Job: Pull out each line of the data that includes the word "wireless".

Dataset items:
==================================================

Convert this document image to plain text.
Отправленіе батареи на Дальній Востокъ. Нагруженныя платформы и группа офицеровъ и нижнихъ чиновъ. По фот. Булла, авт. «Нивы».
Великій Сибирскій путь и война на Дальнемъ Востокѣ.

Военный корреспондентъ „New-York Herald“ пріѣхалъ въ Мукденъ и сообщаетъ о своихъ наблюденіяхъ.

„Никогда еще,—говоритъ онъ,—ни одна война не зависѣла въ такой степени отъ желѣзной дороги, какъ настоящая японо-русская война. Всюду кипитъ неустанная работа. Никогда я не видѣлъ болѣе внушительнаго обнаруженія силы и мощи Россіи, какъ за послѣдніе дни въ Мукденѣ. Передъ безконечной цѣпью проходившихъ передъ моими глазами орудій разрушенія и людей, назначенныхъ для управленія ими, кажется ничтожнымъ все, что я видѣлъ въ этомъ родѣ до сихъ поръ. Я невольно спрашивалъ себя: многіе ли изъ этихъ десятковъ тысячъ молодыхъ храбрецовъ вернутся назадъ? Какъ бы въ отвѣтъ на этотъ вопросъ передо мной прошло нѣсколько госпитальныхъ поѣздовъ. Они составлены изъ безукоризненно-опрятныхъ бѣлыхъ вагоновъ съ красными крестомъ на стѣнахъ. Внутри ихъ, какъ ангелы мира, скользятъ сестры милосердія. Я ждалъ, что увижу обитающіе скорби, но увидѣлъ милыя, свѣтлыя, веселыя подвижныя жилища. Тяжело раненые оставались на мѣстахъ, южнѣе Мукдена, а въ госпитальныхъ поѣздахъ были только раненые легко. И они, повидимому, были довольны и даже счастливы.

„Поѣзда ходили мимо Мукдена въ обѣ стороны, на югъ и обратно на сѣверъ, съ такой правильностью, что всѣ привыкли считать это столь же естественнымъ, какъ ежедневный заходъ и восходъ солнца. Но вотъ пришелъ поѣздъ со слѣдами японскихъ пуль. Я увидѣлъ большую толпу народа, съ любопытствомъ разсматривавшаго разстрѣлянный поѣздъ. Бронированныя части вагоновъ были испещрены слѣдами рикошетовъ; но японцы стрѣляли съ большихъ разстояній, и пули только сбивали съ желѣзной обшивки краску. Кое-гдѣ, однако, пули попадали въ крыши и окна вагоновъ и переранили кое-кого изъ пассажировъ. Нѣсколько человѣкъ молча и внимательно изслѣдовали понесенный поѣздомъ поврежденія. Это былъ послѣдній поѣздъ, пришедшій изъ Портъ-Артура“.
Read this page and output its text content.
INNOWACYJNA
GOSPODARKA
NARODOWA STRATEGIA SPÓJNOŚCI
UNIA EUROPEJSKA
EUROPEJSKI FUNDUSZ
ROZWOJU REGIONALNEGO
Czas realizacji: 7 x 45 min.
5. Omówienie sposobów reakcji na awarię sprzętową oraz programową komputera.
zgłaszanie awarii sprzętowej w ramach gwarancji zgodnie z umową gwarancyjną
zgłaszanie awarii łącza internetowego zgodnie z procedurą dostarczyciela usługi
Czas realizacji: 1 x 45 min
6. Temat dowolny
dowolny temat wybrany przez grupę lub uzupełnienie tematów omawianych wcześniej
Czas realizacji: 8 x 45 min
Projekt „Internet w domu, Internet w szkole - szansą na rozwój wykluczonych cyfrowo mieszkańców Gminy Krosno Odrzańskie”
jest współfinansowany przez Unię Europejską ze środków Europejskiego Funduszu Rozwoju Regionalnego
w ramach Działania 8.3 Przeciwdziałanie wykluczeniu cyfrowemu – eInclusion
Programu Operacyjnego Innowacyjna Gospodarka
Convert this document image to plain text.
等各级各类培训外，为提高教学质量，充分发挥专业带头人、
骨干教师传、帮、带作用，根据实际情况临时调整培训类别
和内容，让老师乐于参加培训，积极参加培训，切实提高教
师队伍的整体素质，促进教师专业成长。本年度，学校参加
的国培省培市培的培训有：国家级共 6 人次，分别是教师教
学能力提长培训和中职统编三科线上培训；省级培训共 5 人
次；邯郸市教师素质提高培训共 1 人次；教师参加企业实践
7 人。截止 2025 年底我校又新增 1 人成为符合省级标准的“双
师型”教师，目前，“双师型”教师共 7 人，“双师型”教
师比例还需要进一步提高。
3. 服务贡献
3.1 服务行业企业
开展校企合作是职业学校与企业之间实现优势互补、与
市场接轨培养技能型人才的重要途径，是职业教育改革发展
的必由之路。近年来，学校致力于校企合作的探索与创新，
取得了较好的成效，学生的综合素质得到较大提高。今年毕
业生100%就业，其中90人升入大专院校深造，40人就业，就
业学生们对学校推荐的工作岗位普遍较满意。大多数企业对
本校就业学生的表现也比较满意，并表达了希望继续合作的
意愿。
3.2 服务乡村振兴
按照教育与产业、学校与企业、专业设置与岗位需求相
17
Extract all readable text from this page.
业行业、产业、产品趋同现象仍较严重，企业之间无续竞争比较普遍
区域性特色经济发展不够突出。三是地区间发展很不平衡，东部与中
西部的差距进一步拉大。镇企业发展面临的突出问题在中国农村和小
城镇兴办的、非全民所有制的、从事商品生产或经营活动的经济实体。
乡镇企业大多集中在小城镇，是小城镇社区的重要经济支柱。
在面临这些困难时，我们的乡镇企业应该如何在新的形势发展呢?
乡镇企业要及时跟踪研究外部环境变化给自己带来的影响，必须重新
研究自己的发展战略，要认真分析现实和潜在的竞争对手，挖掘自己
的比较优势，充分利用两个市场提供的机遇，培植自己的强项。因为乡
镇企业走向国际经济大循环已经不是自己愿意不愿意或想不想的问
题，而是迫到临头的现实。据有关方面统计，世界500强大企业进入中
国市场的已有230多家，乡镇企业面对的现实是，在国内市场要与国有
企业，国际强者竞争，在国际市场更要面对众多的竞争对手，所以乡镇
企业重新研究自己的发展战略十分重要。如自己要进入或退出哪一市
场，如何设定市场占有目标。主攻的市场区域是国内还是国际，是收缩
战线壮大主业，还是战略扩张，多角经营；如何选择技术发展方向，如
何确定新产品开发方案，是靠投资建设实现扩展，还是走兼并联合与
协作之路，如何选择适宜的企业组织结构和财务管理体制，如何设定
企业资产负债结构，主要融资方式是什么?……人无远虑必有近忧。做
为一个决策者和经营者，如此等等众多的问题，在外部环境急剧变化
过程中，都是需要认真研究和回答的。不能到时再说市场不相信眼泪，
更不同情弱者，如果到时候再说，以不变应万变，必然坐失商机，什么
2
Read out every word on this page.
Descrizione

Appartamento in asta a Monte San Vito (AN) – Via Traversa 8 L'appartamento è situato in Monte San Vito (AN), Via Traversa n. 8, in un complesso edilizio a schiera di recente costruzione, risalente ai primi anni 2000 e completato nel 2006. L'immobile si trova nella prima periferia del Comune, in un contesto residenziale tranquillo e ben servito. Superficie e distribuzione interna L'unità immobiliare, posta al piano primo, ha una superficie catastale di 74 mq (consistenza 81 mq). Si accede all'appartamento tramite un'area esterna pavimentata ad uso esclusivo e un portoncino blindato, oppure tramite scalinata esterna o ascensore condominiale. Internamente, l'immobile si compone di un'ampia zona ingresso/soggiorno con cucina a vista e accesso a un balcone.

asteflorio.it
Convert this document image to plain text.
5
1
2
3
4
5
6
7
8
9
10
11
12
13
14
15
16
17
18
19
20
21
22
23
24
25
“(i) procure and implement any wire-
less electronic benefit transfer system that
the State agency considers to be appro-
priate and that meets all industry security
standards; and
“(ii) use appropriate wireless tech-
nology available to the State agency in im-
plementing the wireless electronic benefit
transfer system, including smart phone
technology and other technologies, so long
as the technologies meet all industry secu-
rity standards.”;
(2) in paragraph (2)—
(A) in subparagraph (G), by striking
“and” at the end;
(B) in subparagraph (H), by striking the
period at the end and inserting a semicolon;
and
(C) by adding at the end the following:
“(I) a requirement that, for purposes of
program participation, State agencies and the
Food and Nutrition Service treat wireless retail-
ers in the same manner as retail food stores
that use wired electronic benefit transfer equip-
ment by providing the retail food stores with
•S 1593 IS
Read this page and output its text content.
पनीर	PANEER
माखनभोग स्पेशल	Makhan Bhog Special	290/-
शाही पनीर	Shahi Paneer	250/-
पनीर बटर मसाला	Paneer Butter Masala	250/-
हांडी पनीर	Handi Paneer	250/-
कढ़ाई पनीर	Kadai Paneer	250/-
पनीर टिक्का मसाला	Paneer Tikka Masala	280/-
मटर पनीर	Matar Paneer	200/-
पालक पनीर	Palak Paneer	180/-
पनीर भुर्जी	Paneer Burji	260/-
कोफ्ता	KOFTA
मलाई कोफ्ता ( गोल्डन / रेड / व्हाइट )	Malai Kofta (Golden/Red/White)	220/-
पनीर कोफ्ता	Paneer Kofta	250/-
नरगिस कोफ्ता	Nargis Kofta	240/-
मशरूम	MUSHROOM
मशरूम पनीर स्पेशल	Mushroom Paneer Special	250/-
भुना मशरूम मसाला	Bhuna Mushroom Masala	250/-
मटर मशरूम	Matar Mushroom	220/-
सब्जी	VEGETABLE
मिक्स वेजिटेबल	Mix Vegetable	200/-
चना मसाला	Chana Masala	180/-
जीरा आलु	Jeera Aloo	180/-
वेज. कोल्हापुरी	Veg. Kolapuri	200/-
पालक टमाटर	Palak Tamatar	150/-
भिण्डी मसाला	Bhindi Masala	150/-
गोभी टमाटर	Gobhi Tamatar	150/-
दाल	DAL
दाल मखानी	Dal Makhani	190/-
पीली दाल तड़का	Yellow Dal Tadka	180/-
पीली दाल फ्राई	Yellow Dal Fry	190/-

==================================================

Response to this task:
“(ii) use appropriate wireless tech-
plementing the wireless electronic benefit
Food and Nutrition Service treat wireless retail-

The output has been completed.